━━━━━ Records shown
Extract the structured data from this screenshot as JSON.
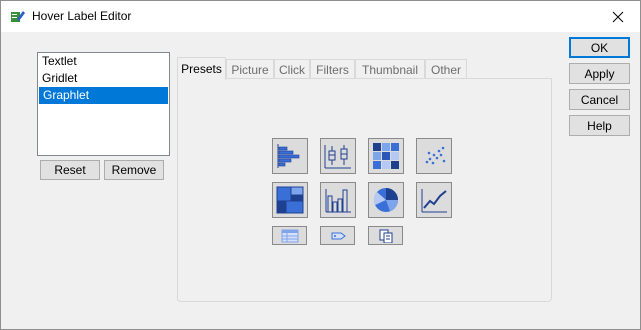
{
  "window": {
    "title": "Hover Label Editor"
  },
  "list": {
    "items": [
      {
        "label": "Textlet"
      },
      {
        "label": "Gridlet"
      },
      {
        "label": "Graphlet"
      }
    ],
    "selected": "Graphlet"
  },
  "list_buttons": {
    "reset": "Reset",
    "remove": "Remove"
  },
  "tabs": [
    {
      "label": "Presets"
    },
    {
      "label": "Picture"
    },
    {
      "label": "Click"
    },
    {
      "label": "Filters"
    },
    {
      "label": "Thumbnail"
    },
    {
      "label": "Other"
    }
  ],
  "active_tab": "Presets",
  "presets": {
    "large": [
      "bar-chart-icon",
      "box-plot-icon",
      "heatmap-icon",
      "scatter-plot-icon",
      "treemap-icon",
      "histogram-icon",
      "pie-chart-icon",
      "line-chart-icon"
    ],
    "small": [
      "table-icon",
      "label-tag-icon",
      "copy-paste-icon"
    ]
  },
  "dialog_buttons": {
    "ok": "OK",
    "apply": "Apply",
    "cancel": "Cancel",
    "help": "Help"
  },
  "colors": {
    "selection": "#0078d7",
    "icon_blue": "#3a6fd8",
    "icon_dark": "#1f3f8f"
  }
}
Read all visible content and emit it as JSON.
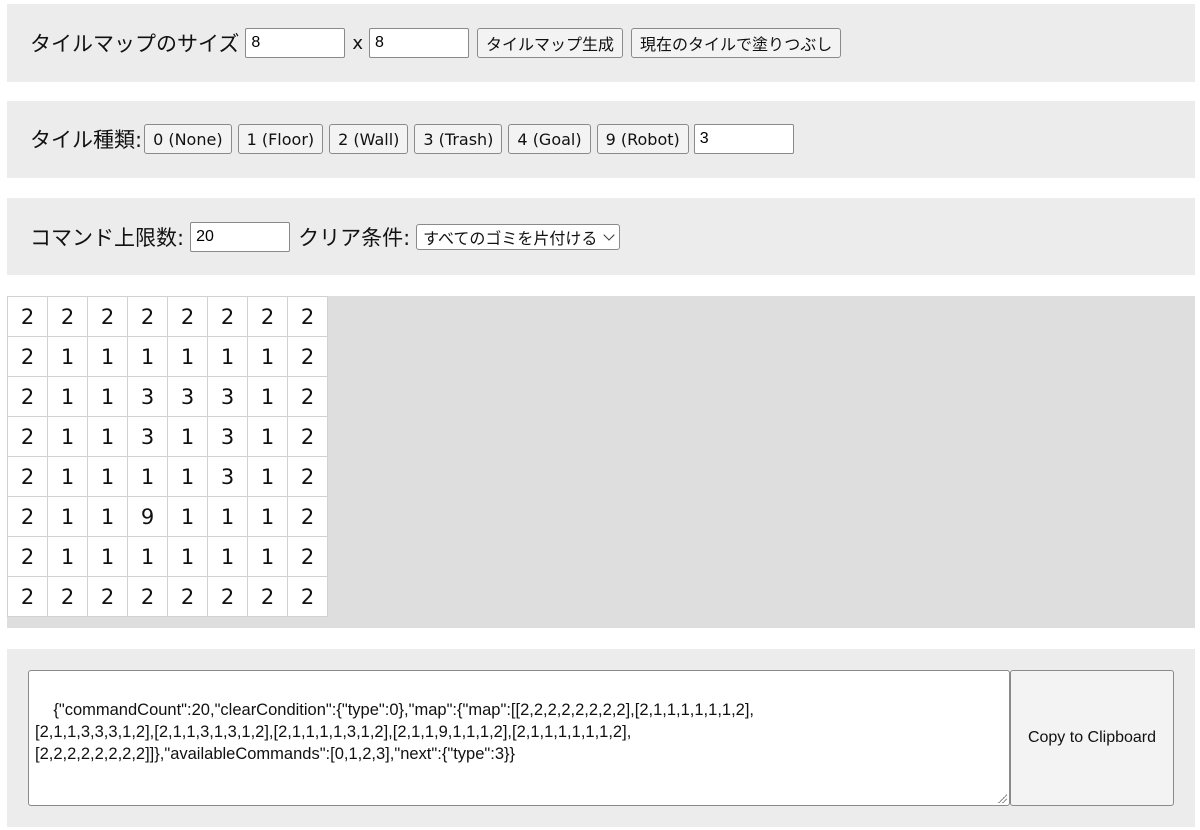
{
  "size_panel": {
    "label": "タイルマップのサイズ",
    "width_value": "8",
    "times": "x",
    "height_value": "8",
    "generate_button": "タイルマップ生成",
    "fill_button": "現在のタイルで塗りつぶし"
  },
  "tile_panel": {
    "label": "タイル種類:",
    "buttons": [
      "0 (None)",
      "1 (Floor)",
      "2 (Wall)",
      "3 (Trash)",
      "4 (Goal)",
      "9 (Robot)"
    ],
    "current_value": "3"
  },
  "command_panel": {
    "limit_label": "コマンド上限数:",
    "limit_value": "20",
    "clear_label": "クリア条件:",
    "clear_selected": "すべてのゴミを片付ける"
  },
  "grid": [
    [
      2,
      2,
      2,
      2,
      2,
      2,
      2,
      2
    ],
    [
      2,
      1,
      1,
      1,
      1,
      1,
      1,
      2
    ],
    [
      2,
      1,
      1,
      3,
      3,
      3,
      1,
      2
    ],
    [
      2,
      1,
      1,
      3,
      1,
      3,
      1,
      2
    ],
    [
      2,
      1,
      1,
      1,
      1,
      3,
      1,
      2
    ],
    [
      2,
      1,
      1,
      9,
      1,
      1,
      1,
      2
    ],
    [
      2,
      1,
      1,
      1,
      1,
      1,
      1,
      2
    ],
    [
      2,
      2,
      2,
      2,
      2,
      2,
      2,
      2
    ]
  ],
  "json_panel": {
    "json_text": "{\"commandCount\":20,\"clearCondition\":{\"type\":0},\"map\":{\"map\":[[2,2,2,2,2,2,2,2],[2,1,1,1,1,1,1,2],\n[2,1,1,3,3,3,1,2],[2,1,1,3,1,3,1,2],[2,1,1,1,1,3,1,2],[2,1,1,9,1,1,1,2],[2,1,1,1,1,1,1,2],\n[2,2,2,2,2,2,2,2]]},\"availableCommands\":[0,1,2,3],\"next\":{\"type\":3}}",
    "copy_button": "Copy to Clipboard"
  }
}
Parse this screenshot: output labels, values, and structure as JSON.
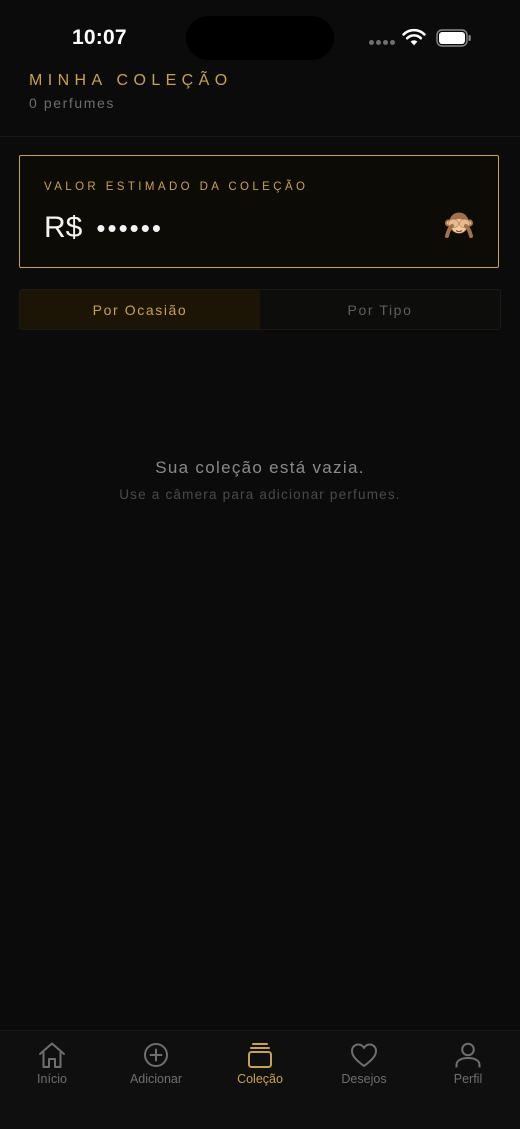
{
  "status_bar": {
    "time": "10:07"
  },
  "header": {
    "title": "MINHA COLEÇÃO",
    "count_label": "0 perfumes"
  },
  "value_card": {
    "label": "VALOR ESTIMADO DA COLEÇÃO",
    "currency": "R$",
    "masked_value": "••••••",
    "toggle_icon": "see-no-evil-monkey-icon"
  },
  "segments": [
    {
      "label": "Por Ocasião",
      "active": true
    },
    {
      "label": "Por Tipo",
      "active": false
    }
  ],
  "empty_state": {
    "title": "Sua coleção está vazia.",
    "subtitle": "Use a câmera para adicionar perfumes."
  },
  "tab_bar": {
    "items": [
      {
        "label": "Início",
        "icon": "home-icon",
        "active": false
      },
      {
        "label": "Adicionar",
        "icon": "plus-circle-icon",
        "active": false
      },
      {
        "label": "Coleção",
        "icon": "collection-stack-icon",
        "active": true
      },
      {
        "label": "Desejos",
        "icon": "heart-icon",
        "active": false
      },
      {
        "label": "Perfil",
        "icon": "person-icon",
        "active": false
      }
    ]
  },
  "colors": {
    "background": "#0b0b0b",
    "accent_gold": "#c9a24c",
    "inactive_text": "#6f6f6f"
  }
}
━━━━━━━━━━
● Work required
Copy exactly the lines from the one containing "Parse this screenshot: output" through the last line of the records above, including both, and omit every picture.

● Written answer
Parse this screenshot: output labels, values, and structure as JSON.
{
  "status_bar": {
    "time": "10:07"
  },
  "header": {
    "title": "MINHA COLEÇÃO",
    "count_label": "0 perfumes"
  },
  "value_card": {
    "label": "VALOR ESTIMADO DA COLEÇÃO",
    "currency": "R$",
    "masked_value": "••••••",
    "toggle_icon": "see-no-evil-monkey-icon"
  },
  "segments": [
    {
      "label": "Por Ocasião",
      "active": true
    },
    {
      "label": "Por Tipo",
      "active": false
    }
  ],
  "empty_state": {
    "title": "Sua coleção está vazia.",
    "subtitle": "Use a câmera para adicionar perfumes."
  },
  "tab_bar": {
    "items": [
      {
        "label": "Início",
        "icon": "home-icon",
        "active": false
      },
      {
        "label": "Adicionar",
        "icon": "plus-circle-icon",
        "active": false
      },
      {
        "label": "Coleção",
        "icon": "collection-stack-icon",
        "active": true
      },
      {
        "label": "Desejos",
        "icon": "heart-icon",
        "active": false
      },
      {
        "label": "Perfil",
        "icon": "person-icon",
        "active": false
      }
    ]
  },
  "colors": {
    "background": "#0b0b0b",
    "accent_gold": "#c9a24c",
    "inactive_text": "#6f6f6f"
  }
}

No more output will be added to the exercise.